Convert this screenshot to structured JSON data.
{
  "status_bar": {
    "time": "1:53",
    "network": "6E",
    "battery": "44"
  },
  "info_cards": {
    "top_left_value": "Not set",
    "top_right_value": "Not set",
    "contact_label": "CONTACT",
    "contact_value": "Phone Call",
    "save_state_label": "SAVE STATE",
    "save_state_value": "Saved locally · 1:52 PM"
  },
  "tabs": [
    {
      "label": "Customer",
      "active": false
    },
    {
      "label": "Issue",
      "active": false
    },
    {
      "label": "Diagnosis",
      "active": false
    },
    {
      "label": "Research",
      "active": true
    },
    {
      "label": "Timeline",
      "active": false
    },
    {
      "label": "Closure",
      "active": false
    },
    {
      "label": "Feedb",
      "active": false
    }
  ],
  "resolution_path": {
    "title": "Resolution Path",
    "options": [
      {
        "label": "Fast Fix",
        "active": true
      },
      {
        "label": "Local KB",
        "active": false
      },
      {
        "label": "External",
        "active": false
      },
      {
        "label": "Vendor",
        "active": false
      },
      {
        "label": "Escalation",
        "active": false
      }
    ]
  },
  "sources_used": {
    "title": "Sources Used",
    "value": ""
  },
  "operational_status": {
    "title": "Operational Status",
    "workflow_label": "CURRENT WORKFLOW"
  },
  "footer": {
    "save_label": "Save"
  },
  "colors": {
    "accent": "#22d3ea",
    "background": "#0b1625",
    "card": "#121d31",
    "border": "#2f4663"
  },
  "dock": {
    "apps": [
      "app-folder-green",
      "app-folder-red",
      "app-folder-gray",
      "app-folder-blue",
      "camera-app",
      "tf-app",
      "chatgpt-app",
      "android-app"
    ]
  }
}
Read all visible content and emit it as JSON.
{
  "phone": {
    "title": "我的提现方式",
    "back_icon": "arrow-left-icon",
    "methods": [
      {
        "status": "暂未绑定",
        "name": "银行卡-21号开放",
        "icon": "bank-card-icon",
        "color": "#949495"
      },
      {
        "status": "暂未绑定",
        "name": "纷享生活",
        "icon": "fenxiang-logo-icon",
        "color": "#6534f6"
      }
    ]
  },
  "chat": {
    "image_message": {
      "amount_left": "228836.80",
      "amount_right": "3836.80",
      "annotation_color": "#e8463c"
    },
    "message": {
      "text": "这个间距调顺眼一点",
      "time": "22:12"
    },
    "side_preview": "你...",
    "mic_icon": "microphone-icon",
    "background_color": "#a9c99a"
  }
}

....

In how many lines does the word "JSON" appear? Respond with the number alone.

2